- [Exercise description]:
Give every entry again, word for word.

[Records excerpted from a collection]
• • • • • • •
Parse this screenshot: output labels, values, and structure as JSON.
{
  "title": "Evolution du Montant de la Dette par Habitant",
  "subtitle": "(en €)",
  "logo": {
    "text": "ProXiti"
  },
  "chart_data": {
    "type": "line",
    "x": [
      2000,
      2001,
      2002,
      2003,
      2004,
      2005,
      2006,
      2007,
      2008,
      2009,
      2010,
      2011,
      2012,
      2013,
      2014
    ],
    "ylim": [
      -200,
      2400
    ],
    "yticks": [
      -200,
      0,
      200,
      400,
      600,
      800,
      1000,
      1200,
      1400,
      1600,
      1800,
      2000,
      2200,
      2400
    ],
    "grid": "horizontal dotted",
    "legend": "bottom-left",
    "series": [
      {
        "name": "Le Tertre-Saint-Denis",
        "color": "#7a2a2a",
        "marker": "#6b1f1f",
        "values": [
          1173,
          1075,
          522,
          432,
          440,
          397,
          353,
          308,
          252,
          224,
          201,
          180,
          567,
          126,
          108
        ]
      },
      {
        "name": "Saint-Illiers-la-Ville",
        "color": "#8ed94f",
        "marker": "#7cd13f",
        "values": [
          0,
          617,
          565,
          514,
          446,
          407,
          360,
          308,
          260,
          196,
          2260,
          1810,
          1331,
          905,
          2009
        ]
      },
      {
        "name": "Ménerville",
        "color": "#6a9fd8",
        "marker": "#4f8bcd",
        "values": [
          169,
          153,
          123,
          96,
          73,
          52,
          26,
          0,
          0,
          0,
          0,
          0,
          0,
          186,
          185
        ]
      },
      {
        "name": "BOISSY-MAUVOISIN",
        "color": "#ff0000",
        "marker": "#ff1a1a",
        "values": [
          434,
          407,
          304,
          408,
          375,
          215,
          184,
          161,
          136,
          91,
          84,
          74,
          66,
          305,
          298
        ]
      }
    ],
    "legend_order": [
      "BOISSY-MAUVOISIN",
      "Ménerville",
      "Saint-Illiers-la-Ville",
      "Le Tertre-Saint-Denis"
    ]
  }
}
• • • • • • •
- [Exercise response]:
Parse this screenshot: output labels, values, and structure as JSON.
{
  "title": "Evolution du Montant de la Dette par Habitant",
  "subtitle": "(en €)",
  "logo": {
    "text": "ProXiti"
  },
  "chart_data": {
    "type": "line",
    "x": [
      2000,
      2001,
      2002,
      2003,
      2004,
      2005,
      2006,
      2007,
      2008,
      2009,
      2010,
      2011,
      2012,
      2013,
      2014
    ],
    "ylim": [
      -200,
      2400
    ],
    "yticks": [
      -200,
      0,
      200,
      400,
      600,
      800,
      1000,
      1200,
      1400,
      1600,
      1800,
      2000,
      2200,
      2400
    ],
    "grid": "horizontal dotted",
    "legend": "bottom-left",
    "series": [
      {
        "name": "Le Tertre-Saint-Denis",
        "color": "#7a2a2a",
        "marker": "#6b1f1f",
        "values": [
          1173,
          1075,
          522,
          432,
          440,
          397,
          353,
          308,
          252,
          224,
          201,
          180,
          567,
          126,
          108
        ]
      },
      {
        "name": "Saint-Illiers-la-Ville",
        "color": "#8ed94f",
        "marker": "#7cd13f",
        "values": [
          0,
          617,
          565,
          514,
          446,
          407,
          360,
          308,
          260,
          196,
          2260,
          1810,
          1331,
          905,
          2009
        ]
      },
      {
        "name": "Ménerville",
        "color": "#6a9fd8",
        "marker": "#4f8bcd",
        "values": [
          169,
          153,
          123,
          96,
          73,
          52,
          26,
          0,
          0,
          0,
          0,
          0,
          0,
          186,
          185
        ]
      },
      {
        "name": "BOISSY-MAUVOISIN",
        "color": "#ff0000",
        "marker": "#ff1a1a",
        "values": [
          434,
          407,
          304,
          408,
          375,
          215,
          184,
          161,
          136,
          91,
          84,
          74,
          66,
          305,
          298
        ]
      }
    ],
    "legend_order": [
      "BOISSY-MAUVOISIN",
      "Ménerville",
      "Saint-Illiers-la-Ville",
      "Le Tertre-Saint-Denis"
    ]
  }
}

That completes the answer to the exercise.